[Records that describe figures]
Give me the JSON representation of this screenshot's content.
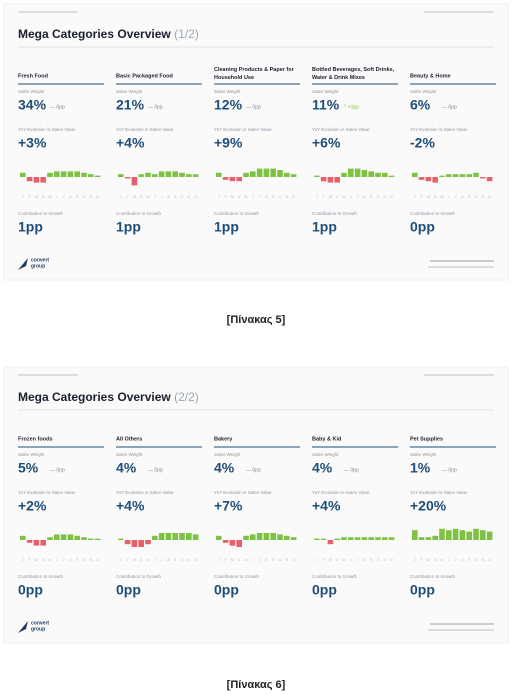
{
  "labels": {
    "sales_weight": "Sales Weight",
    "yoy": "YoY Evolution in Sales Value",
    "contribution": "Contribution to Growth",
    "logo_1": "convert",
    "logo_2": "group"
  },
  "months": [
    "J",
    "F",
    "M",
    "A",
    "M",
    "J",
    "J",
    "A",
    "S",
    "O",
    "N",
    "D"
  ],
  "slides": [
    {
      "title": "Mega Categories Overview",
      "page": "(1/2)",
      "caption": "[Πίνακας 5]",
      "bar_ylim": [
        -20,
        20
      ],
      "columns": [
        {
          "name": "Fresh Food",
          "weight": "34%",
          "weight_change": "— 0pp",
          "yoy": "+3%",
          "contribution": "1pp",
          "bars": [
            6,
            -6,
            -8,
            -8,
            6,
            8,
            8,
            8,
            8,
            6,
            4,
            2
          ]
        },
        {
          "name": "Basic Packaged Food",
          "weight": "21%",
          "weight_change": "— 0pp",
          "yoy": "+4%",
          "contribution": "1pp",
          "bars": [
            4,
            -2,
            -12,
            4,
            6,
            4,
            8,
            8,
            8,
            6,
            4,
            4
          ]
        },
        {
          "name": "Cleaning Products & Paper for Household Use",
          "weight": "12%",
          "weight_change": "— 0pp",
          "yoy": "+9%",
          "contribution": "1pp",
          "bars": [
            6,
            -4,
            -6,
            -6,
            6,
            8,
            12,
            12,
            12,
            10,
            6,
            4
          ]
        },
        {
          "name": "Bottled Beverages, Soft Drinks, Water & Drink Mixes",
          "weight": "11%",
          "weight_change": "^ +1pp",
          "yoy": "+6%",
          "contribution": "1pp",
          "bars": [
            2,
            -6,
            -8,
            -8,
            6,
            12,
            12,
            10,
            8,
            6,
            6,
            2
          ]
        },
        {
          "name": "Beauty & Home",
          "weight": "6%",
          "weight_change": "— 0pp",
          "yoy": "-2%",
          "contribution": "0pp",
          "bars": [
            6,
            -4,
            -6,
            -8,
            2,
            4,
            4,
            4,
            4,
            6,
            -2,
            -6
          ]
        }
      ]
    },
    {
      "title": "Mega Categories Overview",
      "page": "(2/2)",
      "caption": "[Πίνακας 6]",
      "bar_ylim": [
        -20,
        20
      ],
      "columns": [
        {
          "name": "Frozen foods",
          "weight": "5%",
          "weight_change": "— 0pp",
          "yoy": "+2%",
          "contribution": "0pp",
          "bars": [
            6,
            -4,
            -8,
            -8,
            4,
            8,
            8,
            8,
            6,
            4,
            2,
            2
          ]
        },
        {
          "name": "All Others",
          "weight": "4%",
          "weight_change": "— 0pp",
          "yoy": "+4%",
          "contribution": "0pp",
          "bars": [
            2,
            -6,
            -10,
            -10,
            -6,
            6,
            10,
            10,
            10,
            10,
            10,
            8
          ]
        },
        {
          "name": "Bakery",
          "weight": "4%",
          "weight_change": "— 0pp",
          "yoy": "+7%",
          "contribution": "0pp",
          "bars": [
            6,
            -4,
            -8,
            -10,
            6,
            8,
            10,
            10,
            10,
            8,
            6,
            4
          ]
        },
        {
          "name": "Baby & Kid",
          "weight": "4%",
          "weight_change": "— 0pp",
          "yoy": "+4%",
          "contribution": "0pp",
          "bars": [
            2,
            2,
            -6,
            2,
            4,
            4,
            4,
            4,
            4,
            4,
            4,
            4
          ]
        },
        {
          "name": "Pet Supplies",
          "weight": "1%",
          "weight_change": "— 0pp",
          "yoy": "+20%",
          "contribution": "0pp",
          "bars": [
            14,
            4,
            4,
            6,
            16,
            14,
            16,
            14,
            12,
            16,
            14,
            12
          ]
        }
      ]
    }
  ]
}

* [DIRECTIONS]: Transcribe every entry word for word, but omit the pictures.

* [COMPLETE OUTPUT]:
Give me the JSON representation of this screenshot's content.
{
  "labels": {
    "sales_weight": "Sales Weight",
    "yoy": "YoY Evolution in Sales Value",
    "contribution": "Contribution to Growth",
    "logo_1": "convert",
    "logo_2": "group"
  },
  "months": [
    "J",
    "F",
    "M",
    "A",
    "M",
    "J",
    "J",
    "A",
    "S",
    "O",
    "N",
    "D"
  ],
  "slides": [
    {
      "title": "Mega Categories Overview",
      "page": "(1/2)",
      "caption": "[Πίνακας 5]",
      "bar_ylim": [
        -20,
        20
      ],
      "columns": [
        {
          "name": "Fresh Food",
          "weight": "34%",
          "weight_change": "— 0pp",
          "yoy": "+3%",
          "contribution": "1pp",
          "bars": [
            6,
            -6,
            -8,
            -8,
            6,
            8,
            8,
            8,
            8,
            6,
            4,
            2
          ]
        },
        {
          "name": "Basic Packaged Food",
          "weight": "21%",
          "weight_change": "— 0pp",
          "yoy": "+4%",
          "contribution": "1pp",
          "bars": [
            4,
            -2,
            -12,
            4,
            6,
            4,
            8,
            8,
            8,
            6,
            4,
            4
          ]
        },
        {
          "name": "Cleaning Products & Paper for Household Use",
          "weight": "12%",
          "weight_change": "— 0pp",
          "yoy": "+9%",
          "contribution": "1pp",
          "bars": [
            6,
            -4,
            -6,
            -6,
            6,
            8,
            12,
            12,
            12,
            10,
            6,
            4
          ]
        },
        {
          "name": "Bottled Beverages, Soft Drinks, Water & Drink Mixes",
          "weight": "11%",
          "weight_change": "^ +1pp",
          "yoy": "+6%",
          "contribution": "1pp",
          "bars": [
            2,
            -6,
            -8,
            -8,
            6,
            12,
            12,
            10,
            8,
            6,
            6,
            2
          ]
        },
        {
          "name": "Beauty & Home",
          "weight": "6%",
          "weight_change": "— 0pp",
          "yoy": "-2%",
          "contribution": "0pp",
          "bars": [
            6,
            -4,
            -6,
            -8,
            2,
            4,
            4,
            4,
            4,
            6,
            -2,
            -6
          ]
        }
      ]
    },
    {
      "title": "Mega Categories Overview",
      "page": "(2/2)",
      "caption": "[Πίνακας 6]",
      "bar_ylim": [
        -20,
        20
      ],
      "columns": [
        {
          "name": "Frozen foods",
          "weight": "5%",
          "weight_change": "— 0pp",
          "yoy": "+2%",
          "contribution": "0pp",
          "bars": [
            6,
            -4,
            -8,
            -8,
            4,
            8,
            8,
            8,
            6,
            4,
            2,
            2
          ]
        },
        {
          "name": "All Others",
          "weight": "4%",
          "weight_change": "— 0pp",
          "yoy": "+4%",
          "contribution": "0pp",
          "bars": [
            2,
            -6,
            -10,
            -10,
            -6,
            6,
            10,
            10,
            10,
            10,
            10,
            8
          ]
        },
        {
          "name": "Bakery",
          "weight": "4%",
          "weight_change": "— 0pp",
          "yoy": "+7%",
          "contribution": "0pp",
          "bars": [
            6,
            -4,
            -8,
            -10,
            6,
            8,
            10,
            10,
            10,
            8,
            6,
            4
          ]
        },
        {
          "name": "Baby & Kid",
          "weight": "4%",
          "weight_change": "— 0pp",
          "yoy": "+4%",
          "contribution": "0pp",
          "bars": [
            2,
            2,
            -6,
            2,
            4,
            4,
            4,
            4,
            4,
            4,
            4,
            4
          ]
        },
        {
          "name": "Pet Supplies",
          "weight": "1%",
          "weight_change": "— 0pp",
          "yoy": "+20%",
          "contribution": "0pp",
          "bars": [
            14,
            4,
            4,
            6,
            16,
            14,
            16,
            14,
            12,
            16,
            14,
            12
          ]
        }
      ]
    }
  ]
}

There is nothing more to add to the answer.